*** EXERCISE MATERIALS

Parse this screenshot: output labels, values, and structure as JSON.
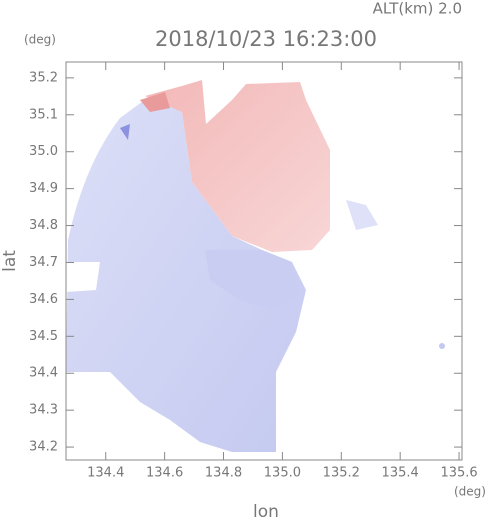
{
  "chart_data": {
    "type": "image",
    "title": "2018/10/23 16:23:00",
    "subtitle": "ALT(km) 2.0",
    "xlabel": "lon",
    "ylabel": "lat",
    "xunit": "(deg)",
    "yunit": "(deg)",
    "xlim": [
      134.265,
      135.61
    ],
    "ylim": [
      34.165,
      35.243
    ],
    "xticks": [
      134.4,
      134.6,
      134.8,
      {
        "value": 135.0,
        "label": "135.0"
      },
      135.2,
      135.4,
      135.6
    ],
    "yticks": [
      34.2,
      34.3,
      34.4,
      34.5,
      34.6,
      34.7,
      34.8,
      34.9,
      {
        "value": 35.0,
        "label": "35.0"
      },
      35.1,
      35.2
    ]
  }
}
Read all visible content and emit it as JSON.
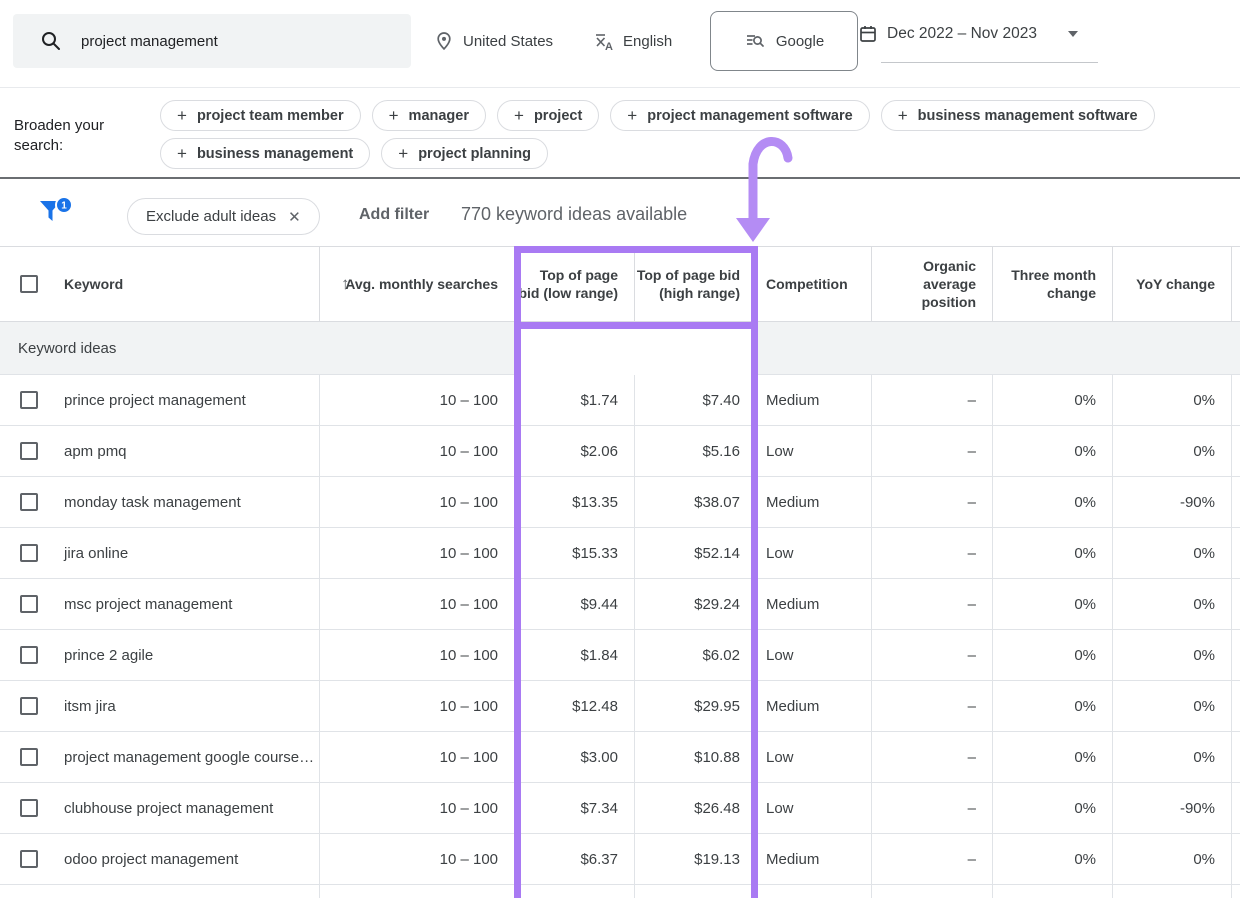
{
  "topbar": {
    "search_value": "project management",
    "location": "United States",
    "language": "English",
    "network": "Google",
    "date_range": "Dec 2022 – Nov 2023"
  },
  "broaden": {
    "label": "Broaden your search:",
    "chips": [
      "project team member",
      "manager",
      "project",
      "project management software",
      "business management software",
      "business management",
      "project planning"
    ]
  },
  "filterbar": {
    "filter_count": "1",
    "exclude_chip_label": "Exclude adult ideas",
    "add_filter_label": "Add filter",
    "ideas_available": "770 keyword ideas available"
  },
  "table": {
    "section_label": "Keyword ideas",
    "columns": [
      "Keyword",
      "Avg. monthly searches",
      "Top of page bid (low range)",
      "Top of page bid (high range)",
      "Competition",
      "Organic average position",
      "Three month change",
      "YoY change"
    ],
    "rows": [
      {
        "keyword": "prince project management",
        "avg": "10 – 100",
        "low": "$1.74",
        "high": "$7.40",
        "comp": "Medium",
        "organic": "–",
        "three": "0%",
        "yoy": "0%"
      },
      {
        "keyword": "apm pmq",
        "avg": "10 – 100",
        "low": "$2.06",
        "high": "$5.16",
        "comp": "Low",
        "organic": "–",
        "three": "0%",
        "yoy": "0%"
      },
      {
        "keyword": "monday task management",
        "avg": "10 – 100",
        "low": "$13.35",
        "high": "$38.07",
        "comp": "Medium",
        "organic": "–",
        "three": "0%",
        "yoy": "-90%"
      },
      {
        "keyword": "jira online",
        "avg": "10 – 100",
        "low": "$15.33",
        "high": "$52.14",
        "comp": "Low",
        "organic": "–",
        "three": "0%",
        "yoy": "0%"
      },
      {
        "keyword": "msc project management",
        "avg": "10 – 100",
        "low": "$9.44",
        "high": "$29.24",
        "comp": "Medium",
        "organic": "–",
        "three": "0%",
        "yoy": "0%"
      },
      {
        "keyword": "prince 2 agile",
        "avg": "10 – 100",
        "low": "$1.84",
        "high": "$6.02",
        "comp": "Low",
        "organic": "–",
        "three": "0%",
        "yoy": "0%"
      },
      {
        "keyword": "itsm jira",
        "avg": "10 – 100",
        "low": "$12.48",
        "high": "$29.95",
        "comp": "Medium",
        "organic": "–",
        "three": "0%",
        "yoy": "0%"
      },
      {
        "keyword": "project management google course…",
        "avg": "10 – 100",
        "low": "$3.00",
        "high": "$10.88",
        "comp": "Low",
        "organic": "–",
        "three": "0%",
        "yoy": "0%"
      },
      {
        "keyword": "clubhouse project management",
        "avg": "10 – 100",
        "low": "$7.34",
        "high": "$26.48",
        "comp": "Low",
        "organic": "–",
        "three": "0%",
        "yoy": "-90%"
      },
      {
        "keyword": "odoo project management",
        "avg": "10 – 100",
        "low": "$6.37",
        "high": "$19.13",
        "comp": "Medium",
        "organic": "–",
        "three": "0%",
        "yoy": "0%"
      }
    ]
  },
  "annotation": {
    "highlight_color": "#a97af3",
    "arrow_color": "#b48cf4"
  },
  "colors": {
    "accent_blue": "#1a73e8",
    "text_dark": "#3c4043",
    "text_gray": "#5f6368"
  }
}
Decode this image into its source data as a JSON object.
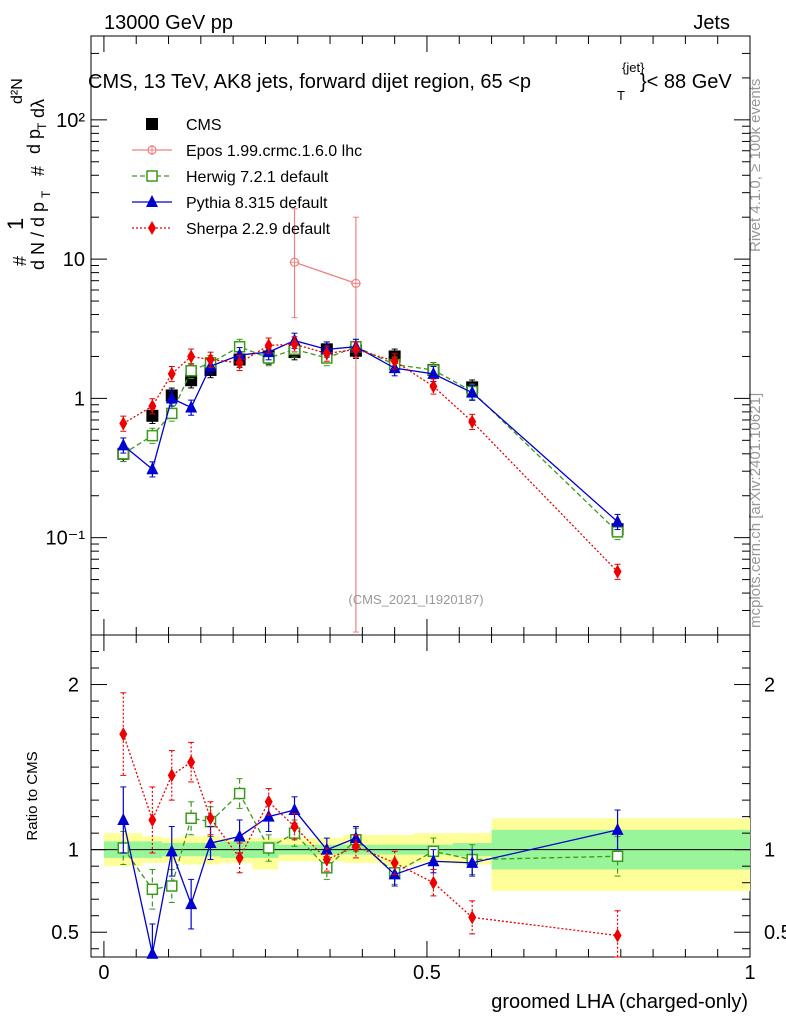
{
  "header": {
    "left": "13000 GeV pp",
    "right": "Jets"
  },
  "title": "CMS, 13 TeV, AK8 jets, forward dijet region, 65 <p",
  "title_sup": "{jet}",
  "title_sub": "T",
  "title_end": "}< 88 GeV",
  "side_labels": {
    "top": "Rivet 4.1.0, ≥ 100k events",
    "bottom": "mcplots.cern.ch [arXiv:2401.10621]"
  },
  "analysis_id": "(CMS_2021_I1920187)",
  "chart_data": [
    {
      "type": "line",
      "panel": "main",
      "ylabel_parts": [
        "#",
        "1",
        "d N / d p",
        "T",
        "#",
        "d p",
        "T",
        "dλ",
        "d²N"
      ],
      "yscale": "log",
      "ylim": [
        0.02,
        400
      ],
      "xlim": [
        -0.02,
        1.0
      ],
      "yticks": [
        {
          "value": 0.1,
          "label": "10⁻¹"
        },
        {
          "value": 1,
          "label": "1"
        },
        {
          "value": 10,
          "label": "10"
        },
        {
          "value": 100,
          "label": "10²"
        }
      ],
      "series": [
        {
          "name": "CMS",
          "color": "#000000",
          "marker": "square-filled",
          "line": "none",
          "x": [
            0.03,
            0.075,
            0.105,
            0.135,
            0.165,
            0.21,
            0.255,
            0.295,
            0.345,
            0.39,
            0.45,
            0.51,
            0.57,
            0.795
          ],
          "y": [
            0.4,
            0.75,
            1.05,
            1.35,
            1.6,
            1.9,
            2.0,
            2.15,
            2.25,
            2.2,
            2.0,
            1.6,
            1.2,
            0.115
          ]
        },
        {
          "name": "Epos 1.99.crmc.1.6.0 lhc",
          "color": "#f08080",
          "marker": "cross-open",
          "line": "solid",
          "x": [
            0.295,
            0.39
          ],
          "y": [
            9.5,
            6.7
          ],
          "err_up": [
            23,
            20
          ],
          "err_down": [
            3.8,
            0.021
          ]
        },
        {
          "name": "Herwig 7.2.1 default",
          "color": "#3a9a1a",
          "marker": "square-open",
          "line": "dashed",
          "x": [
            0.03,
            0.075,
            0.105,
            0.135,
            0.165,
            0.21,
            0.255,
            0.295,
            0.345,
            0.39,
            0.45,
            0.51,
            0.57,
            0.795
          ],
          "y": [
            0.4,
            0.54,
            0.78,
            1.58,
            1.8,
            2.35,
            1.95,
            2.25,
            1.95,
            2.35,
            1.75,
            1.6,
            1.12,
            0.11
          ]
        },
        {
          "name": "Pythia 8.315 default",
          "color": "#0000d0",
          "marker": "triangle-filled",
          "line": "solid",
          "x": [
            0.03,
            0.075,
            0.105,
            0.135,
            0.165,
            0.21,
            0.255,
            0.295,
            0.345,
            0.39,
            0.45,
            0.51,
            0.57,
            0.795
          ],
          "y": [
            0.46,
            0.31,
            1.0,
            0.86,
            1.7,
            2.05,
            2.15,
            2.6,
            2.25,
            2.35,
            1.65,
            1.5,
            1.1,
            0.13
          ]
        },
        {
          "name": "Sherpa 2.2.9 default",
          "color": "#ee0000",
          "marker": "diamond-filled",
          "line": "dotted",
          "x": [
            0.03,
            0.075,
            0.105,
            0.135,
            0.165,
            0.21,
            0.255,
            0.295,
            0.345,
            0.39,
            0.45,
            0.51,
            0.57,
            0.795
          ],
          "y": [
            0.66,
            0.88,
            1.5,
            2.0,
            1.9,
            1.8,
            2.4,
            2.45,
            2.1,
            2.25,
            1.85,
            1.22,
            0.68,
            0.057
          ]
        }
      ],
      "legend_placement": "top-left"
    },
    {
      "type": "line",
      "panel": "ratio",
      "ylabel": "Ratio to CMS",
      "ylim": [
        0.35,
        2.3
      ],
      "xlim": [
        -0.02,
        1.0
      ],
      "xlabel": "groomed LHA (charged-only)",
      "xticks": [
        {
          "value": 0,
          "label": "0"
        },
        {
          "value": 0.5,
          "label": "0.5"
        },
        {
          "value": 1,
          "label": "1"
        }
      ],
      "yticks": [
        {
          "value": 0.5,
          "label": "0.5"
        },
        {
          "value": 1,
          "label": "1"
        },
        {
          "value": 2,
          "label": "2"
        }
      ],
      "bands": {
        "edges": [
          0.0,
          0.06,
          0.09,
          0.12,
          0.15,
          0.18,
          0.23,
          0.27,
          0.32,
          0.37,
          0.43,
          0.48,
          0.54,
          0.6,
          1.0
        ],
        "stat_lo": [
          0.95,
          0.95,
          0.96,
          0.96,
          0.96,
          0.95,
          0.95,
          0.97,
          0.97,
          0.97,
          0.97,
          0.97,
          0.96,
          0.88
        ],
        "stat_hi": [
          1.05,
          1.05,
          1.04,
          1.04,
          1.04,
          1.05,
          1.05,
          1.03,
          1.03,
          1.03,
          1.03,
          1.03,
          1.04,
          1.12
        ],
        "total_lo": [
          0.9,
          0.92,
          0.92,
          0.91,
          0.91,
          0.92,
          0.88,
          0.93,
          0.93,
          0.92,
          0.9,
          0.92,
          0.91,
          0.75
        ],
        "total_hi": [
          1.1,
          1.08,
          1.07,
          1.08,
          1.08,
          1.07,
          1.07,
          1.07,
          1.07,
          1.09,
          1.09,
          1.1,
          1.1,
          1.19
        ]
      },
      "series": [
        {
          "name": "Herwig 7.2.1 default",
          "color": "#3a9a1a",
          "marker": "square-open",
          "line": "dashed",
          "x": [
            0.03,
            0.075,
            0.105,
            0.135,
            0.165,
            0.21,
            0.255,
            0.295,
            0.345,
            0.39,
            0.45,
            0.51,
            0.57,
            0.795
          ],
          "y": [
            1.01,
            0.76,
            0.78,
            1.19,
            1.17,
            1.34,
            1.01,
            1.1,
            0.89,
            1.06,
            0.86,
            0.99,
            0.94,
            0.96
          ],
          "err": [
            0.1,
            0.12,
            0.1,
            0.1,
            0.09,
            0.09,
            0.08,
            0.08,
            0.07,
            0.07,
            0.07,
            0.08,
            0.09,
            0.12
          ]
        },
        {
          "name": "Pythia 8.315 default",
          "color": "#0000d0",
          "marker": "triangle-filled",
          "line": "solid",
          "x": [
            0.03,
            0.075,
            0.105,
            0.135,
            0.165,
            0.21,
            0.255,
            0.295,
            0.345,
            0.39,
            0.45,
            0.51,
            0.57,
            0.795
          ],
          "y": [
            1.18,
            0.37,
            0.99,
            0.67,
            1.04,
            1.08,
            1.2,
            1.24,
            1.0,
            1.07,
            0.85,
            0.93,
            0.92,
            1.12
          ],
          "err": [
            0.2,
            0.18,
            0.15,
            0.15,
            0.1,
            0.1,
            0.09,
            0.08,
            0.07,
            0.07,
            0.07,
            0.07,
            0.08,
            0.12
          ]
        },
        {
          "name": "Sherpa 2.2.9 default",
          "color": "#ee0000",
          "marker": "diamond-filled",
          "line": "dotted",
          "x": [
            0.03,
            0.075,
            0.105,
            0.135,
            0.165,
            0.21,
            0.255,
            0.295,
            0.345,
            0.39,
            0.45,
            0.51,
            0.57,
            0.795
          ],
          "y": [
            1.7,
            1.18,
            1.45,
            1.53,
            1.19,
            0.95,
            1.29,
            1.14,
            0.94,
            1.02,
            0.92,
            0.8,
            0.59,
            0.48
          ],
          "err": [
            0.25,
            0.2,
            0.15,
            0.12,
            0.1,
            0.09,
            0.08,
            0.08,
            0.07,
            0.07,
            0.07,
            0.08,
            0.1,
            0.15
          ]
        }
      ]
    }
  ]
}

******

Give every line of the material that includes the string "software".

* ANSWER *
      "project management software",
      "business management software",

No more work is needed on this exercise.